Material supplied
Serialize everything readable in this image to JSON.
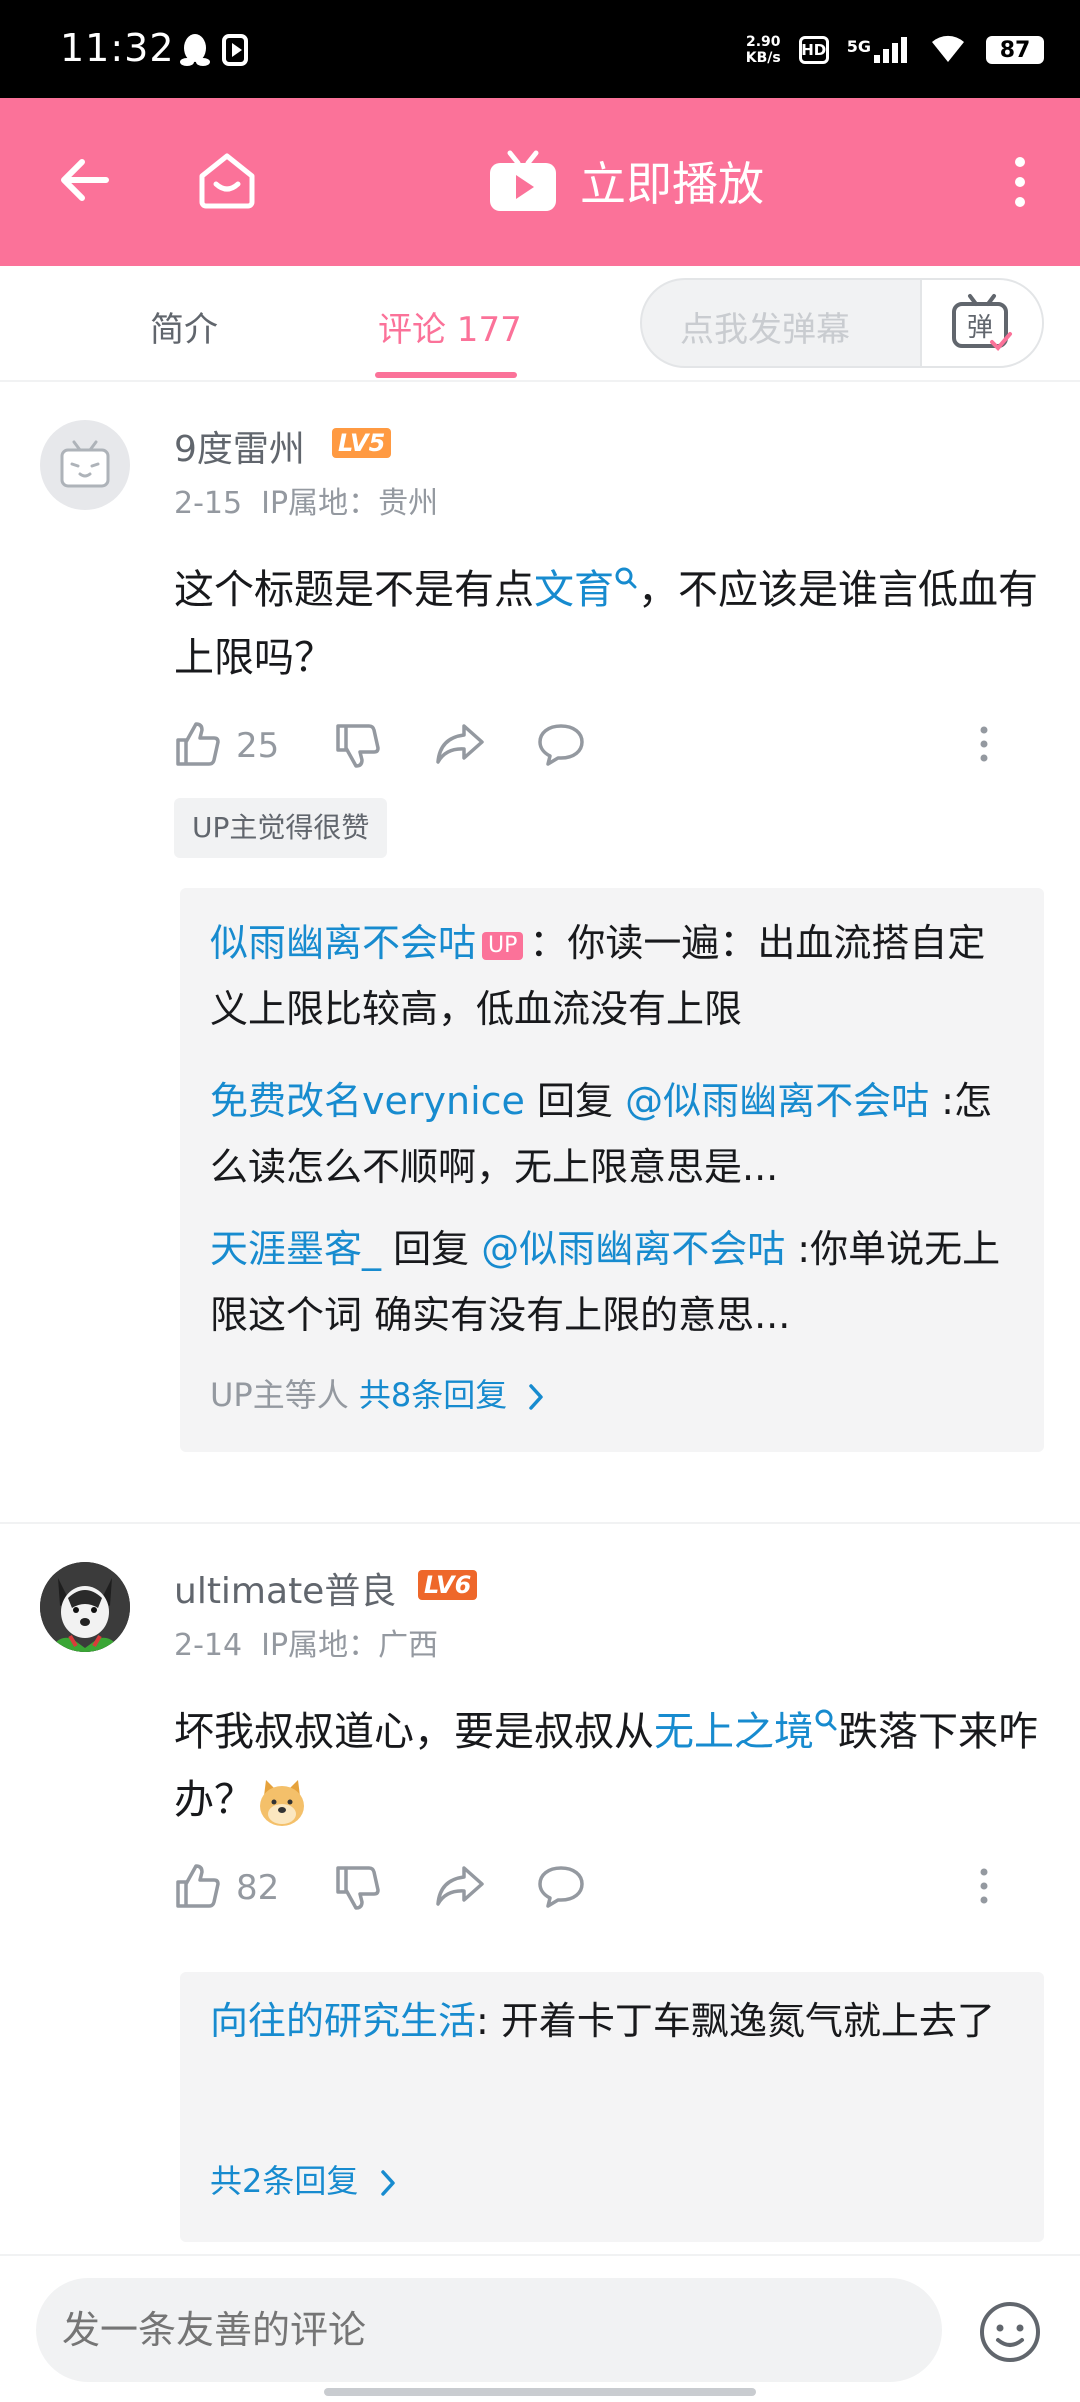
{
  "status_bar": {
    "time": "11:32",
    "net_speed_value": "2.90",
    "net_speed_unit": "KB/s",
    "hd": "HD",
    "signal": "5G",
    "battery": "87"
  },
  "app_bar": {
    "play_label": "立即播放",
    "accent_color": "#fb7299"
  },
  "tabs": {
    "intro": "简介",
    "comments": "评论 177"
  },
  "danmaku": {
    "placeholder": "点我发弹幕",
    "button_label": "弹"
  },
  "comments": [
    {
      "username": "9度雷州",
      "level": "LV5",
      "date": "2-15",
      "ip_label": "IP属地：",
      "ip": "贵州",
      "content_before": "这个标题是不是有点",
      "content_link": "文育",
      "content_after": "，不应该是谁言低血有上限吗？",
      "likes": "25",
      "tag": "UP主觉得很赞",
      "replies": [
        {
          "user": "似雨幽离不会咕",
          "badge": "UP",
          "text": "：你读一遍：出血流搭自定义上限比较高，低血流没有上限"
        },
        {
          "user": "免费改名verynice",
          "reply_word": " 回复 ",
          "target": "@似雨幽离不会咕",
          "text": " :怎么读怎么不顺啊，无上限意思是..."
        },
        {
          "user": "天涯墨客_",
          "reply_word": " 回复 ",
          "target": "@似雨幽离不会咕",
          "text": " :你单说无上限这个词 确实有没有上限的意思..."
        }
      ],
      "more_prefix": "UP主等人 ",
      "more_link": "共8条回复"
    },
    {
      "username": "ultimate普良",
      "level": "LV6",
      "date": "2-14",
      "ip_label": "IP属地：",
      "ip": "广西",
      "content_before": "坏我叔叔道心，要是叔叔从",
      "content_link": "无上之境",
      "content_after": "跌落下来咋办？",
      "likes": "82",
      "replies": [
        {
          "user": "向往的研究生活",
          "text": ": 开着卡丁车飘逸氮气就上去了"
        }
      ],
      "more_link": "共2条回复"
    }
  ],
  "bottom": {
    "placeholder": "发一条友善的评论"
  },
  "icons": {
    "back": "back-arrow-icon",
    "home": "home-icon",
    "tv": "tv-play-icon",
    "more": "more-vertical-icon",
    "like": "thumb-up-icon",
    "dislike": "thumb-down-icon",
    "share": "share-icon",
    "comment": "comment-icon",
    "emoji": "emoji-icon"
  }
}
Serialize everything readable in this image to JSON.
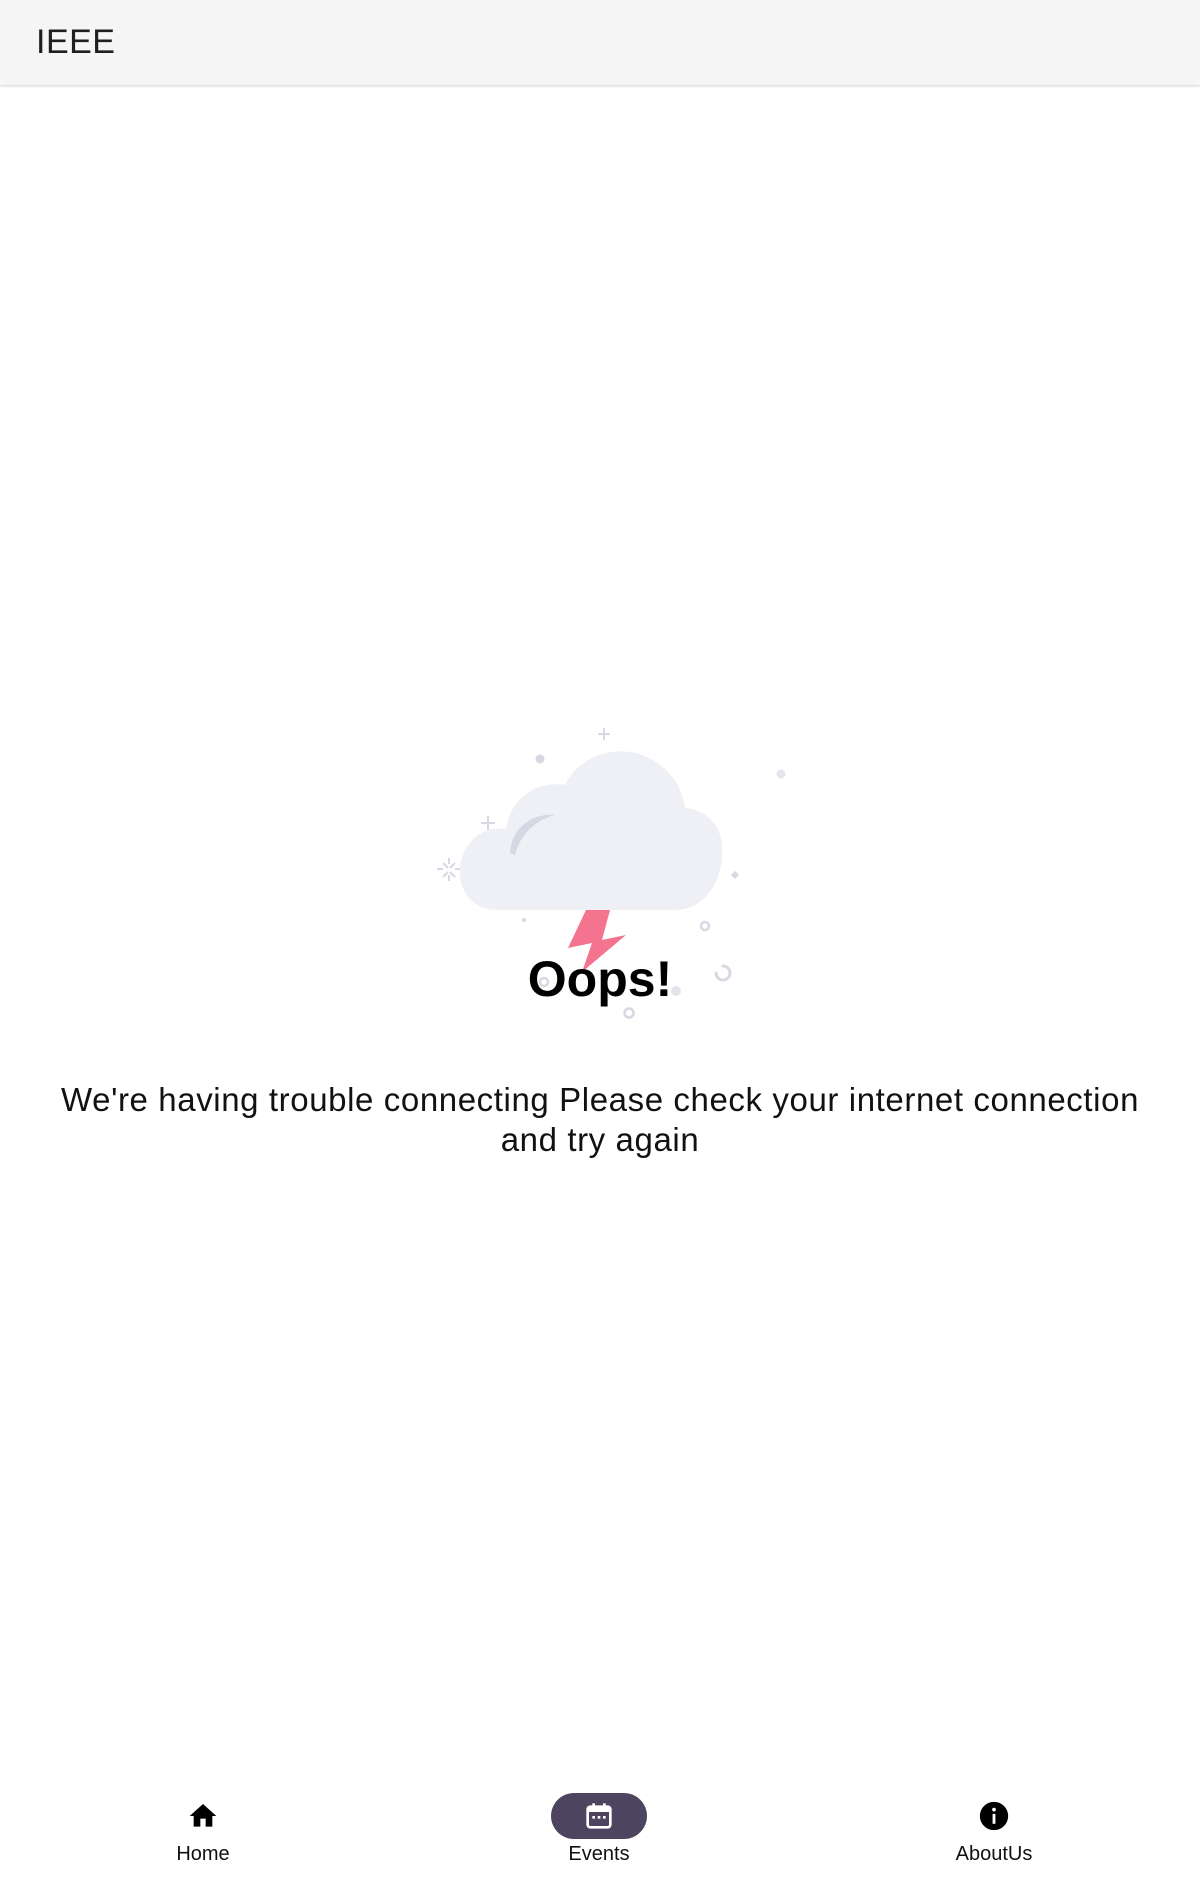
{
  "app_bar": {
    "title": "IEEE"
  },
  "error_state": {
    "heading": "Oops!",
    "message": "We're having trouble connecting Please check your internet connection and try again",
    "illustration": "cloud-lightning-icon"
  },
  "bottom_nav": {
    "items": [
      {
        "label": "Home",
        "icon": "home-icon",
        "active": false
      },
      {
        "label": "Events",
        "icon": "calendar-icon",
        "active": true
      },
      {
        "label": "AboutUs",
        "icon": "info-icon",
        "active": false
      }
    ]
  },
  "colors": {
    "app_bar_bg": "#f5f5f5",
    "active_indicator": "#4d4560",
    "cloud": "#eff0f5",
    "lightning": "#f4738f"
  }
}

What the exercise asks
Every line of the data should be copied as it stands, without the images.

Result of the task
Serialize everything readable in this image to JSON.
{
  "status_bar": {
    "time": "11:32",
    "net_speed_value": "2.90",
    "net_speed_unit": "KB/s",
    "hd": "HD",
    "signal": "5G",
    "battery": "87"
  },
  "app_bar": {
    "play_label": "立即播放",
    "accent_color": "#fb7299"
  },
  "tabs": {
    "intro": "简介",
    "comments": "评论 177"
  },
  "danmaku": {
    "placeholder": "点我发弹幕",
    "button_label": "弹"
  },
  "comments": [
    {
      "username": "9度雷州",
      "level": "LV5",
      "date": "2-15",
      "ip_label": "IP属地：",
      "ip": "贵州",
      "content_before": "这个标题是不是有点",
      "content_link": "文育",
      "content_after": "，不应该是谁言低血有上限吗？",
      "likes": "25",
      "tag": "UP主觉得很赞",
      "replies": [
        {
          "user": "似雨幽离不会咕",
          "badge": "UP",
          "text": "：你读一遍：出血流搭自定义上限比较高，低血流没有上限"
        },
        {
          "user": "免费改名verynice",
          "reply_word": " 回复 ",
          "target": "@似雨幽离不会咕",
          "text": " :怎么读怎么不顺啊，无上限意思是..."
        },
        {
          "user": "天涯墨客_",
          "reply_word": " 回复 ",
          "target": "@似雨幽离不会咕",
          "text": " :你单说无上限这个词 确实有没有上限的意思..."
        }
      ],
      "more_prefix": "UP主等人 ",
      "more_link": "共8条回复"
    },
    {
      "username": "ultimate普良",
      "level": "LV6",
      "date": "2-14",
      "ip_label": "IP属地：",
      "ip": "广西",
      "content_before": "坏我叔叔道心，要是叔叔从",
      "content_link": "无上之境",
      "content_after": "跌落下来咋办？",
      "likes": "82",
      "replies": [
        {
          "user": "向往的研究生活",
          "text": ": 开着卡丁车飘逸氮气就上去了"
        }
      ],
      "more_link": "共2条回复"
    }
  ],
  "bottom": {
    "placeholder": "发一条友善的评论"
  },
  "icons": {
    "back": "back-arrow-icon",
    "home": "home-icon",
    "tv": "tv-play-icon",
    "more": "more-vertical-icon",
    "like": "thumb-up-icon",
    "dislike": "thumb-down-icon",
    "share": "share-icon",
    "comment": "comment-icon",
    "emoji": "emoji-icon"
  }
}
Serialize everything readable in this image to JSON.
{
  "app_bar": {
    "title": "IEEE"
  },
  "error_state": {
    "heading": "Oops!",
    "message": "We're having trouble connecting Please check your internet connection and try again",
    "illustration": "cloud-lightning-icon"
  },
  "bottom_nav": {
    "items": [
      {
        "label": "Home",
        "icon": "home-icon",
        "active": false
      },
      {
        "label": "Events",
        "icon": "calendar-icon",
        "active": true
      },
      {
        "label": "AboutUs",
        "icon": "info-icon",
        "active": false
      }
    ]
  },
  "colors": {
    "app_bar_bg": "#f5f5f5",
    "active_indicator": "#4d4560",
    "cloud": "#eff0f5",
    "lightning": "#f4738f"
  }
}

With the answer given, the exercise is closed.